Every line of the data must be copied exactly.

+-------+

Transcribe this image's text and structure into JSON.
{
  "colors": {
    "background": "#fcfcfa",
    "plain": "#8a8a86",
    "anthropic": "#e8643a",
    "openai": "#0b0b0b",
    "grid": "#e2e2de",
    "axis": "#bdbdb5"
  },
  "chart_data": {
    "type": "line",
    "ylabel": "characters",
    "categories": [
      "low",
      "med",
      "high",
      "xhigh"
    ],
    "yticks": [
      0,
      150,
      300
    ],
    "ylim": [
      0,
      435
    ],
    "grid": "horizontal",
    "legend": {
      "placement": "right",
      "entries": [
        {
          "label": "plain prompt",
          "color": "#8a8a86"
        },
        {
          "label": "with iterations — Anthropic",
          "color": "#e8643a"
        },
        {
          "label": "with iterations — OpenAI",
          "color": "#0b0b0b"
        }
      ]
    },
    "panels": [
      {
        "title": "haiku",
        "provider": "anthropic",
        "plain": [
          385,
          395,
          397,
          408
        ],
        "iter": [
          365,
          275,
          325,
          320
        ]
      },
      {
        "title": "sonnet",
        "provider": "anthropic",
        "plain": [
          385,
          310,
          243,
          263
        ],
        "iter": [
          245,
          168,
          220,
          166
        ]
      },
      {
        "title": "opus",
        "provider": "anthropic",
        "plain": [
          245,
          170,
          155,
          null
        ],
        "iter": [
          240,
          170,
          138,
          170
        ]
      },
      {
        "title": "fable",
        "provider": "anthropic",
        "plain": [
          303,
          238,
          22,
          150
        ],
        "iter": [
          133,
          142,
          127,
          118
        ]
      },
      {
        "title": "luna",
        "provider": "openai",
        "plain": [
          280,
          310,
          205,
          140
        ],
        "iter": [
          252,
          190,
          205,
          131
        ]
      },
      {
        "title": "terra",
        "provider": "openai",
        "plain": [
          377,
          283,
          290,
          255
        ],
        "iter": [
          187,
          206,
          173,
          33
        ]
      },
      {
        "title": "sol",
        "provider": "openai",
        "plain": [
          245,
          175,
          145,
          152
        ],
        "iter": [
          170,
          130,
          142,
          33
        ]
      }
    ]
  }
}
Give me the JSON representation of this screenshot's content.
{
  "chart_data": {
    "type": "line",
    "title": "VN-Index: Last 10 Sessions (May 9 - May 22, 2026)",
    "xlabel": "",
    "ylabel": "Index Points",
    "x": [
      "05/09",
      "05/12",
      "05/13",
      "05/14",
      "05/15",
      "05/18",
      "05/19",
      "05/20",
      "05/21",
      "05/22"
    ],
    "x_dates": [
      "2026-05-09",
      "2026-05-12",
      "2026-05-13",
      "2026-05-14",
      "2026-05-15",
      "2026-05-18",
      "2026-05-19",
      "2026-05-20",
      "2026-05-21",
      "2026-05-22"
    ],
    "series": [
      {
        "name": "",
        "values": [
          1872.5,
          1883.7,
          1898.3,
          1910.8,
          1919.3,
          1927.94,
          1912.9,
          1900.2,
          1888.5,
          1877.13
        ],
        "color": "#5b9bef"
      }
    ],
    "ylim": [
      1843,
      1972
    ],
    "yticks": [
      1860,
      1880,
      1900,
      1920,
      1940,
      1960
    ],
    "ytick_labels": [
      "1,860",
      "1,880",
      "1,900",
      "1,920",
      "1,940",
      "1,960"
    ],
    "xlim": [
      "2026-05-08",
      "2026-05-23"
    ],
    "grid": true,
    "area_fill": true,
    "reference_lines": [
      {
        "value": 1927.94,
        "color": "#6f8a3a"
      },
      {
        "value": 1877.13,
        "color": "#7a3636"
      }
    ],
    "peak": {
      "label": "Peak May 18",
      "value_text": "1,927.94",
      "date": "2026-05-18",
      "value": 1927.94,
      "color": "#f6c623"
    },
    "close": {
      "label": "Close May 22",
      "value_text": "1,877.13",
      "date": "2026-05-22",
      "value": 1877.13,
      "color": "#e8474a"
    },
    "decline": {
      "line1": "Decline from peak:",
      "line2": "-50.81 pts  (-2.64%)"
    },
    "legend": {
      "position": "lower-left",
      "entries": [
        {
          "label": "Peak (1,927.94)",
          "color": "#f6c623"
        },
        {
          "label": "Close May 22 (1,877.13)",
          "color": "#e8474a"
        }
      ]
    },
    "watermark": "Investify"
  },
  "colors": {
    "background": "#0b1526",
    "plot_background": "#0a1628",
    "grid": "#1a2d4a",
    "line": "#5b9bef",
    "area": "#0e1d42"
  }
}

+-------+

EXERCISE OUTPUT:
Transcribe this image's text and structure into JSON.
{
  "colors": {
    "background": "#fcfcfa",
    "plain": "#8a8a86",
    "anthropic": "#e8643a",
    "openai": "#0b0b0b",
    "grid": "#e2e2de",
    "axis": "#bdbdb5"
  },
  "chart_data": {
    "type": "line",
    "ylabel": "characters",
    "categories": [
      "low",
      "med",
      "high",
      "xhigh"
    ],
    "yticks": [
      0,
      150,
      300
    ],
    "ylim": [
      0,
      435
    ],
    "grid": "horizontal",
    "legend": {
      "placement": "right",
      "entries": [
        {
          "label": "plain prompt",
          "color": "#8a8a86"
        },
        {
          "label": "with iterations — Anthropic",
          "color": "#e8643a"
        },
        {
          "label": "with iterations — OpenAI",
          "color": "#0b0b0b"
        }
      ]
    },
    "panels": [
      {
        "title": "haiku",
        "provider": "anthropic",
        "plain": [
          385,
          395,
          397,
          408
        ],
        "iter": [
          365,
          275,
          325,
          320
        ]
      },
      {
        "title": "sonnet",
        "provider": "anthropic",
        "plain": [
          385,
          310,
          243,
          263
        ],
        "iter": [
          245,
          168,
          220,
          166
        ]
      },
      {
        "title": "opus",
        "provider": "anthropic",
        "plain": [
          245,
          170,
          155,
          null
        ],
        "iter": [
          240,
          170,
          138,
          170
        ]
      },
      {
        "title": "fable",
        "provider": "anthropic",
        "plain": [
          303,
          238,
          22,
          150
        ],
        "iter": [
          133,
          142,
          127,
          118
        ]
      },
      {
        "title": "luna",
        "provider": "openai",
        "plain": [
          280,
          310,
          205,
          140
        ],
        "iter": [
          252,
          190,
          205,
          131
        ]
      },
      {
        "title": "terra",
        "provider": "openai",
        "plain": [
          377,
          283,
          290,
          255
        ],
        "iter": [
          187,
          206,
          173,
          33
        ]
      },
      {
        "title": "sol",
        "provider": "openai",
        "plain": [
          245,
          175,
          145,
          152
        ],
        "iter": [
          170,
          130,
          142,
          33
        ]
      }
    ]
  }
}
Give me the JSON representation of this screenshot's content.
{
  "chart_data": {
    "type": "line",
    "title": "VN-Index: Last 10 Sessions (May 9 - May 22, 2026)",
    "xlabel": "",
    "ylabel": "Index Points",
    "x": [
      "05/09",
      "05/12",
      "05/13",
      "05/14",
      "05/15",
      "05/18",
      "05/19",
      "05/20",
      "05/21",
      "05/22"
    ],
    "x_dates": [
      "2026-05-09",
      "2026-05-12",
      "2026-05-13",
      "2026-05-14",
      "2026-05-15",
      "2026-05-18",
      "2026-05-19",
      "2026-05-20",
      "2026-05-21",
      "2026-05-22"
    ],
    "series": [
      {
        "name": "",
        "values": [
          1872.5,
          1883.7,
          1898.3,
          1910.8,
          1919.3,
          1927.94,
          1912.9,
          1900.2,
          1888.5,
          1877.13
        ],
        "color": "#5b9bef"
      }
    ],
    "ylim": [
      1843,
      1972
    ],
    "yticks": [
      1860,
      1880,
      1900,
      1920,
      1940,
      1960
    ],
    "ytick_labels": [
      "1,860",
      "1,880",
      "1,900",
      "1,920",
      "1,940",
      "1,960"
    ],
    "xlim": [
      "2026-05-08",
      "2026-05-23"
    ],
    "grid": true,
    "area_fill": true,
    "reference_lines": [
      {
        "value": 1927.94,
        "color": "#6f8a3a"
      },
      {
        "value": 1877.13,
        "color": "#7a3636"
      }
    ],
    "peak": {
      "label": "Peak May 18",
      "value_text": "1,927.94",
      "date": "2026-05-18",
      "value": 1927.94,
      "color": "#f6c623"
    },
    "close": {
      "label": "Close May 22",
      "value_text": "1,877.13",
      "date": "2026-05-22",
      "value": 1877.13,
      "color": "#e8474a"
    },
    "decline": {
      "line1": "Decline from peak:",
      "line2": "-50.81 pts  (-2.64%)"
    },
    "legend": {
      "position": "lower-left",
      "entries": [
        {
          "label": "Peak (1,927.94)",
          "color": "#f6c623"
        },
        {
          "label": "Close May 22 (1,877.13)",
          "color": "#e8474a"
        }
      ]
    },
    "watermark": "Investify"
  },
  "colors": {
    "background": "#0b1526",
    "plot_background": "#0a1628",
    "grid": "#1a2d4a",
    "line": "#5b9bef",
    "area": "#0e1d42"
  }
}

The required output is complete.